#### STATED GOAL
Each record below is to be copied word for word, with pictures removed.

• • • • •

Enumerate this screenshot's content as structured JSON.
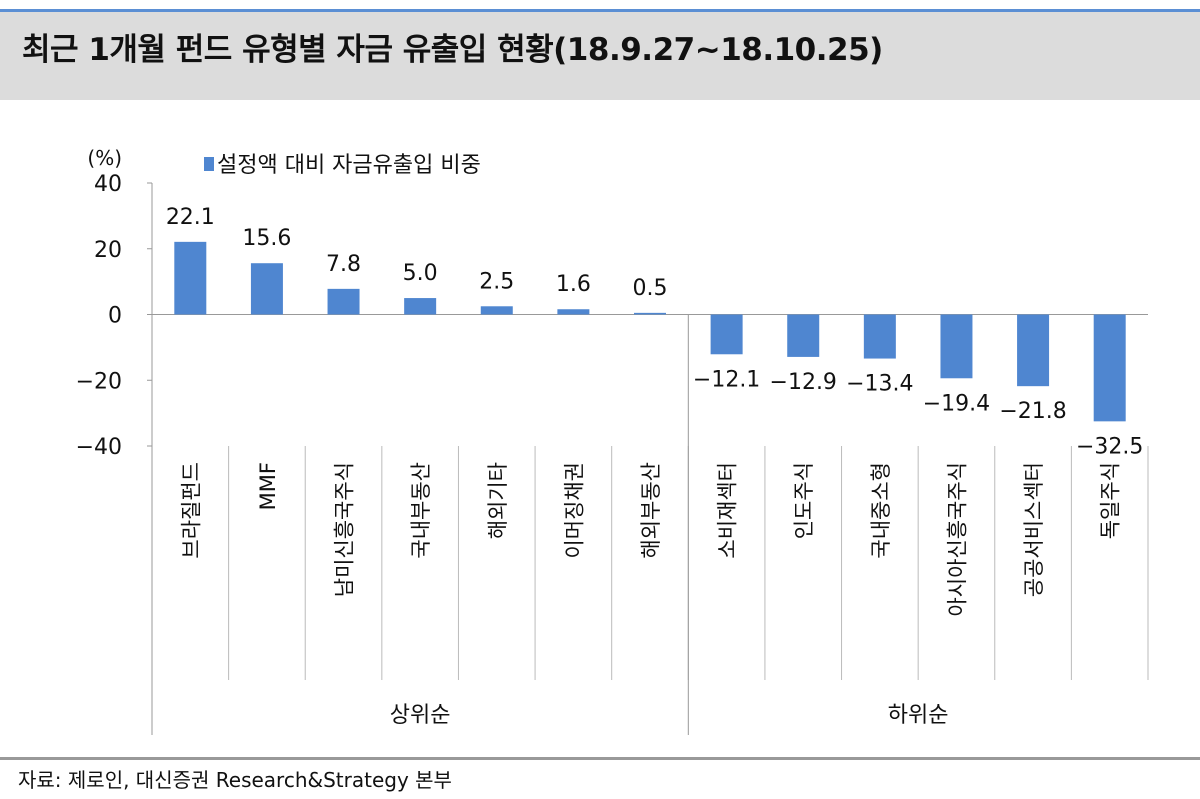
{
  "header": {
    "title": "최근 1개월 펀드 유형별 자금 유출입 현황(18.9.27~18.10.25)"
  },
  "footer": {
    "source": "자료: 제로인, 대신증권 Research&Strategy 본부"
  },
  "chart_data": {
    "type": "bar",
    "title": "",
    "ylabel": "(%)",
    "ylim": [
      -40,
      40
    ],
    "yticks": [
      40,
      20,
      0,
      -20,
      -40
    ],
    "grid": false,
    "legend_position": "top-left",
    "bar_color": "#4f86d0",
    "categories": [
      "브라질펀드",
      "MMF",
      "남미신흥국주식",
      "국내부동산",
      "해외기타",
      "이머징채권",
      "해외부동산",
      "소비재섹터",
      "인도주식",
      "국내중소형",
      "아시아신흥국주식",
      "공공서비스섹터",
      "독일주식"
    ],
    "groups": [
      {
        "label": "상위순",
        "count": 7
      },
      {
        "label": "하위순",
        "count": 6
      }
    ],
    "series": [
      {
        "name": "설정액 대비 자금유출입 비중",
        "values": [
          22.1,
          15.6,
          7.8,
          5.0,
          2.5,
          1.6,
          0.5,
          -12.1,
          -12.9,
          -13.4,
          -19.4,
          -21.8,
          -32.5
        ]
      }
    ]
  }
}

• • • • •

#### TASK RESPONSE
Enumerate this screenshot's content as structured JSON.
{
  "header": {
    "title": "최근 1개월 펀드 유형별 자금 유출입 현황(18.9.27~18.10.25)"
  },
  "footer": {
    "source": "자료: 제로인, 대신증권 Research&Strategy 본부"
  },
  "chart_data": {
    "type": "bar",
    "title": "",
    "ylabel": "(%)",
    "ylim": [
      -40,
      40
    ],
    "yticks": [
      40,
      20,
      0,
      -20,
      -40
    ],
    "grid": false,
    "legend_position": "top-left",
    "bar_color": "#4f86d0",
    "categories": [
      "브라질펀드",
      "MMF",
      "남미신흥국주식",
      "국내부동산",
      "해외기타",
      "이머징채권",
      "해외부동산",
      "소비재섹터",
      "인도주식",
      "국내중소형",
      "아시아신흥국주식",
      "공공서비스섹터",
      "독일주식"
    ],
    "groups": [
      {
        "label": "상위순",
        "count": 7
      },
      {
        "label": "하위순",
        "count": 6
      }
    ],
    "series": [
      {
        "name": "설정액 대비 자금유출입 비중",
        "values": [
          22.1,
          15.6,
          7.8,
          5.0,
          2.5,
          1.6,
          0.5,
          -12.1,
          -12.9,
          -13.4,
          -19.4,
          -21.8,
          -32.5
        ]
      }
    ]
  }
}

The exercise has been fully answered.